MATERIALS PROVIDED.
■ ■ ■ ■ ■ ■ ■
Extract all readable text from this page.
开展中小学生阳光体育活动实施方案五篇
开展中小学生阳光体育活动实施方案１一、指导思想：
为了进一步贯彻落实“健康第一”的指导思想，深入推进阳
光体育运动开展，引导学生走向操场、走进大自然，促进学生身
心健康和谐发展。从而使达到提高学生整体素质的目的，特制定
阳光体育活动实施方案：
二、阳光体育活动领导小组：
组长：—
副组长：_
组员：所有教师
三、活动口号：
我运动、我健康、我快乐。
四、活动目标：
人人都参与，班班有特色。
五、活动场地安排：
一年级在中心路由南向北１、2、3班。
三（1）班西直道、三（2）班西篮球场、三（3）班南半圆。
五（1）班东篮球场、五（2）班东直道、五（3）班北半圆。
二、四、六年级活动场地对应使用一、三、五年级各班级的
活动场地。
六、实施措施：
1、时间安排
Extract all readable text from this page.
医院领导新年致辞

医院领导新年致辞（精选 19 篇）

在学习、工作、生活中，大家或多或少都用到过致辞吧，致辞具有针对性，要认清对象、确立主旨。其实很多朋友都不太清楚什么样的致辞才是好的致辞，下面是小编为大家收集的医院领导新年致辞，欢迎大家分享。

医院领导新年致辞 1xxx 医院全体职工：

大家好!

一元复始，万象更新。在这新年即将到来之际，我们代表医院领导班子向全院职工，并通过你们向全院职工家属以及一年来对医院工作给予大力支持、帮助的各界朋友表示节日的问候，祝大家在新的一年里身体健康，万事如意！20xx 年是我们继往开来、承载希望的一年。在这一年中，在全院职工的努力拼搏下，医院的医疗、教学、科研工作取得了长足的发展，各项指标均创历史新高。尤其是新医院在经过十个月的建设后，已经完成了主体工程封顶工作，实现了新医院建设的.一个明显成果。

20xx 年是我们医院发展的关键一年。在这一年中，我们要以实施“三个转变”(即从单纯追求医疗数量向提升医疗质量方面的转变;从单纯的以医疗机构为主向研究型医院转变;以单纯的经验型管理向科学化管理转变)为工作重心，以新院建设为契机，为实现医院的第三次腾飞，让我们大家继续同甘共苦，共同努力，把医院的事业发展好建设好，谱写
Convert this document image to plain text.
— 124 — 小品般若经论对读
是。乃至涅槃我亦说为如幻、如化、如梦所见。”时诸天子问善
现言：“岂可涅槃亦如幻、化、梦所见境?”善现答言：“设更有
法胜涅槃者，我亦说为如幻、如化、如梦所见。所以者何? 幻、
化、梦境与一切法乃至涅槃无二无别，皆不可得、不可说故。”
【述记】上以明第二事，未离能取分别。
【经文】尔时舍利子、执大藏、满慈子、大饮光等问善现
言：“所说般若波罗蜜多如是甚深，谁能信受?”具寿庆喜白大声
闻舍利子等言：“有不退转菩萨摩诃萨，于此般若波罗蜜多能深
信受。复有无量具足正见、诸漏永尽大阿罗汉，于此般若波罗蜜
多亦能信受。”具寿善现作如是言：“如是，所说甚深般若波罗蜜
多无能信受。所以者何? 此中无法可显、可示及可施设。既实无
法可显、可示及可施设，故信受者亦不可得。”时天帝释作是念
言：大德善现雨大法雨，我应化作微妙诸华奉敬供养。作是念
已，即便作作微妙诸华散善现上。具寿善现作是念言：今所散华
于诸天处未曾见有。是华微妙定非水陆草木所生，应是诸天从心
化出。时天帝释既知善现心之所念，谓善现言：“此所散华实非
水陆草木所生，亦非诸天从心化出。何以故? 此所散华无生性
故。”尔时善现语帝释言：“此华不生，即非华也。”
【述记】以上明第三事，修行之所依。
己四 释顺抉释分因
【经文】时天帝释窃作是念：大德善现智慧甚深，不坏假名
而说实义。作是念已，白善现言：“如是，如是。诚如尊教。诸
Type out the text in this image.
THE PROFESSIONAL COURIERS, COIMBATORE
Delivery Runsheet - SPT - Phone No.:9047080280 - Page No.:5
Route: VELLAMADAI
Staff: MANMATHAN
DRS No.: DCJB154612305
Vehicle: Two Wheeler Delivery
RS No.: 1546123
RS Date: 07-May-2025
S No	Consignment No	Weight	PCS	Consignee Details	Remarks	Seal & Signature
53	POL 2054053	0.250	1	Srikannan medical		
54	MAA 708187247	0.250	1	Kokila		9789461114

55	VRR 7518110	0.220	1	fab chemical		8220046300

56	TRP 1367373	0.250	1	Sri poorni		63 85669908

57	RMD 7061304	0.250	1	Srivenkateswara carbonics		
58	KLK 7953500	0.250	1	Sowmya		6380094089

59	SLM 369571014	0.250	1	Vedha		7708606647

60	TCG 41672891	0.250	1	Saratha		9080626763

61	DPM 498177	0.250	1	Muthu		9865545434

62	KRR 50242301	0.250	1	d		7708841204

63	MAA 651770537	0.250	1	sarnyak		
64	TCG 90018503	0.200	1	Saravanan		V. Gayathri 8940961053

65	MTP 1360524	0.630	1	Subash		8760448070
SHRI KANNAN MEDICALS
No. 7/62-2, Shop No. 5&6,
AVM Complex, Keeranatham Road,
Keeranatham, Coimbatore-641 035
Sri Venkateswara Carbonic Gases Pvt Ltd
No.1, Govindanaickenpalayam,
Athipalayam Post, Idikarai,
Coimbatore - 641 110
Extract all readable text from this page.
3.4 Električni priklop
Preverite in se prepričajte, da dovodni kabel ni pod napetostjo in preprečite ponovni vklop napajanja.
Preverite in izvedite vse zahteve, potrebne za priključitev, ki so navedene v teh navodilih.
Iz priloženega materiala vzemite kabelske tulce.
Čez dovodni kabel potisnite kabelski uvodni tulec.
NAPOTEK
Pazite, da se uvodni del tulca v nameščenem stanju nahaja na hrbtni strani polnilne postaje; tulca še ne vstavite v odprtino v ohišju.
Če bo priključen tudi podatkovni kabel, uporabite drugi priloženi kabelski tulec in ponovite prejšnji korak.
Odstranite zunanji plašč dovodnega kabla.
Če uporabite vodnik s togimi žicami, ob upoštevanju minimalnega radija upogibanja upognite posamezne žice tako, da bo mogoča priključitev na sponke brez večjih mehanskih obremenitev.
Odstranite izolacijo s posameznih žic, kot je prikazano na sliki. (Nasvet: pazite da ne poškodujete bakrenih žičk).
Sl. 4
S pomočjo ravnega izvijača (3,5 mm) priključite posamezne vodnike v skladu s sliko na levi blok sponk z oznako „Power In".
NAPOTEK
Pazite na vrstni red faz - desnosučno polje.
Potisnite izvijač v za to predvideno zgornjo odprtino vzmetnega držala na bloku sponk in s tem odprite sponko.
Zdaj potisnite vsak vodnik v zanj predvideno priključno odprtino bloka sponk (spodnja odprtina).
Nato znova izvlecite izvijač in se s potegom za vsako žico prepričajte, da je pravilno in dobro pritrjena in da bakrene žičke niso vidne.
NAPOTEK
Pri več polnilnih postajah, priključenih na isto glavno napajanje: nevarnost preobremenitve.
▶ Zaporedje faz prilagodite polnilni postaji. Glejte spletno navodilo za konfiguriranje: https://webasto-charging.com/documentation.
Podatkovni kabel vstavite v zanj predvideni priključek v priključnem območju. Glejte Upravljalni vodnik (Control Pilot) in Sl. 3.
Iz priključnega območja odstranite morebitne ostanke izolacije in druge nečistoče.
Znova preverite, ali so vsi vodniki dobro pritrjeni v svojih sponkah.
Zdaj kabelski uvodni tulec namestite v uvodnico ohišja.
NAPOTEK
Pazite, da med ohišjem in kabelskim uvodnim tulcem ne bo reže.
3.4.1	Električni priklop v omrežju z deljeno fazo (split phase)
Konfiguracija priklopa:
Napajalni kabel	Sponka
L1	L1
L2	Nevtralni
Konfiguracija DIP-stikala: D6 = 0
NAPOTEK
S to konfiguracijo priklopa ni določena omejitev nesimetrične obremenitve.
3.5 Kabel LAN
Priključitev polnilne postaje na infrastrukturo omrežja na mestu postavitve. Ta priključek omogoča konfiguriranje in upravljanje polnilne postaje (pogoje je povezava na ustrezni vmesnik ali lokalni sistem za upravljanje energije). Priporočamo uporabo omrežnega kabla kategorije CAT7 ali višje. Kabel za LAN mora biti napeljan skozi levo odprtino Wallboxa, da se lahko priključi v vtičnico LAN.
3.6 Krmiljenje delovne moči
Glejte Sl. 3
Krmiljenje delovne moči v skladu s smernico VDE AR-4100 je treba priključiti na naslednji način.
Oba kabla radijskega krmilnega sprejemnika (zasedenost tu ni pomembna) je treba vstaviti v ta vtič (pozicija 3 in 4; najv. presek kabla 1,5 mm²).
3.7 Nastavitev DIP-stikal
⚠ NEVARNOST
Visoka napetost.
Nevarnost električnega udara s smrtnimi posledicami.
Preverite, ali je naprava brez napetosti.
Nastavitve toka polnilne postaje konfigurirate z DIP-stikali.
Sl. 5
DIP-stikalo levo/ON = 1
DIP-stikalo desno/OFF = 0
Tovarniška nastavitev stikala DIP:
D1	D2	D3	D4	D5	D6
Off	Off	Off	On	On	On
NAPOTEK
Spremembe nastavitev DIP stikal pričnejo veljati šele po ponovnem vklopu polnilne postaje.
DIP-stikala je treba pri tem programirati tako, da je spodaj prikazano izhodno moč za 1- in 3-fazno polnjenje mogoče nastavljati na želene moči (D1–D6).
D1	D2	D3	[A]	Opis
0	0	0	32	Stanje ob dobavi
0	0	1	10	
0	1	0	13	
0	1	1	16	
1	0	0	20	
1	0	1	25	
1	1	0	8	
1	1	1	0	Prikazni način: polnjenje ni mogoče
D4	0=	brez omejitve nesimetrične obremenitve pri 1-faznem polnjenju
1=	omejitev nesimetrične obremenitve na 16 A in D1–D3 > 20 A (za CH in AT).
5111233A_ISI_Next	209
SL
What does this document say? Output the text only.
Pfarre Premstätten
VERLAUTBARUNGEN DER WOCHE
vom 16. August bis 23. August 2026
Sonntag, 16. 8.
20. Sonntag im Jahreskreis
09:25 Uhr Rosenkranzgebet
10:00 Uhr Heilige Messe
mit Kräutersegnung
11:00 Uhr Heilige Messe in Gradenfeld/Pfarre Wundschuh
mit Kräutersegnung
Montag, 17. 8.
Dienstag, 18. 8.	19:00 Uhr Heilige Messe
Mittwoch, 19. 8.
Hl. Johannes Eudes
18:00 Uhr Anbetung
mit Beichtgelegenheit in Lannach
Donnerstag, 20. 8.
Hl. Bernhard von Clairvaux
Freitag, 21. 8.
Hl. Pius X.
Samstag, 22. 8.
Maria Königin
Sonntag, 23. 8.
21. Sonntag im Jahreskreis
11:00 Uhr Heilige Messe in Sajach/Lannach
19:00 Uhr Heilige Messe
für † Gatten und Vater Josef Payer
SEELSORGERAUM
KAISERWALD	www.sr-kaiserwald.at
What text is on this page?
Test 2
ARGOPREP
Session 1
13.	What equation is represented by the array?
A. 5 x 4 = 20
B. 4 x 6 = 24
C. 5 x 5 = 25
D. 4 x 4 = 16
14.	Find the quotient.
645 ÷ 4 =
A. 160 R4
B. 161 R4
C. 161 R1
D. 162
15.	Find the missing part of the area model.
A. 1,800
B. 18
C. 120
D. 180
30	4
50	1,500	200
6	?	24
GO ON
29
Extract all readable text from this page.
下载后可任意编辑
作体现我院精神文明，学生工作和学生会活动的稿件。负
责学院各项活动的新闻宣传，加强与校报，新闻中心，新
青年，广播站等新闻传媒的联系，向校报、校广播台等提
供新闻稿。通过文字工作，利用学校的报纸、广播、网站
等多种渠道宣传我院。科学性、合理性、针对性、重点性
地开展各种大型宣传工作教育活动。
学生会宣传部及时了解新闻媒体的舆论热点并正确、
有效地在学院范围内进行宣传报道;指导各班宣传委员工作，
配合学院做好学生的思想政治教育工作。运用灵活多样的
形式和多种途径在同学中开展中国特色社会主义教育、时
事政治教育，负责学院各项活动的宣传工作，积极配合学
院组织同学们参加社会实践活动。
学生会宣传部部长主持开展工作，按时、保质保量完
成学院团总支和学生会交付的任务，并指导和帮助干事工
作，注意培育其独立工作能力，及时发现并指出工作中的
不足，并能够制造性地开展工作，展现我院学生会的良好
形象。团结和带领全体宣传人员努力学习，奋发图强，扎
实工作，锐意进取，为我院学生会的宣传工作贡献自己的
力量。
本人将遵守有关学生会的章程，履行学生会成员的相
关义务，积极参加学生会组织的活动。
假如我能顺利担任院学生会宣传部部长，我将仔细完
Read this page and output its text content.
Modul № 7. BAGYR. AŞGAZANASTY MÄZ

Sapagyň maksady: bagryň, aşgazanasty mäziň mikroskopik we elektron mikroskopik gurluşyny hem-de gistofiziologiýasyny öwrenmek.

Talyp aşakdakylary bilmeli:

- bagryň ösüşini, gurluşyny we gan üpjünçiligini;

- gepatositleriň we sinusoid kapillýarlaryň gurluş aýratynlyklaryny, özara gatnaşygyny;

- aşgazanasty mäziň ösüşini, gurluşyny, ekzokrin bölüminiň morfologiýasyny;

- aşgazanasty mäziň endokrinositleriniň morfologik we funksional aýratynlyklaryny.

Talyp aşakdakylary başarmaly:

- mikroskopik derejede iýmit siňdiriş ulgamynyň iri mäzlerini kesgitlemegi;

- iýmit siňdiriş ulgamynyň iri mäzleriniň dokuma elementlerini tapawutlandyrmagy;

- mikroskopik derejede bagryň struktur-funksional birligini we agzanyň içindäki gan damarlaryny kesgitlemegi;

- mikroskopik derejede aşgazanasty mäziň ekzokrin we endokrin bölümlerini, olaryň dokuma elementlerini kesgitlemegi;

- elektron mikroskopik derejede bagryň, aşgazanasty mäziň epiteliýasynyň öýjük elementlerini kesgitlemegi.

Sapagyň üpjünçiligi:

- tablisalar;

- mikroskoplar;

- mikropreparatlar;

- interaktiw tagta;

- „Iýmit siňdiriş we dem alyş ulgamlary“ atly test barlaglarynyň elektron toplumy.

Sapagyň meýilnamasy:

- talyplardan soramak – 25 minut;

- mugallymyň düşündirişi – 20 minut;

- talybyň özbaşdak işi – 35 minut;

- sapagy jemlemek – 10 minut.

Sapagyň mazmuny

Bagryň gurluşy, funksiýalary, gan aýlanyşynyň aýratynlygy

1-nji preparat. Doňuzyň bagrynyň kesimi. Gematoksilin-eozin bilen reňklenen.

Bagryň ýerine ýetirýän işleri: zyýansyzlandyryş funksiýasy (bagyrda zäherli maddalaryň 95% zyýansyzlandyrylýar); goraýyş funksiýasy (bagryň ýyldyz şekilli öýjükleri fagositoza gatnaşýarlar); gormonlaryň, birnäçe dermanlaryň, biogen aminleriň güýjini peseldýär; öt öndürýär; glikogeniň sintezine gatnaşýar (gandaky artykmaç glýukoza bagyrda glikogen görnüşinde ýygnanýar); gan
■ ■ ■ ■ ■ ■ ■
WHAT IS ASKED. Identify the lines above with the word "ekzokrin". Copy them.

THE RESULT.
- aşgazanasty mäziň ösüşini, gurluşyny, ekzokrin bölüminiň morfologiýasyny;
- mikroskopik derejede aşgazanasty mäziň ekzokrin we endokrin bölümlerini, olaryň dokuma elementlerini kesgitlemegi;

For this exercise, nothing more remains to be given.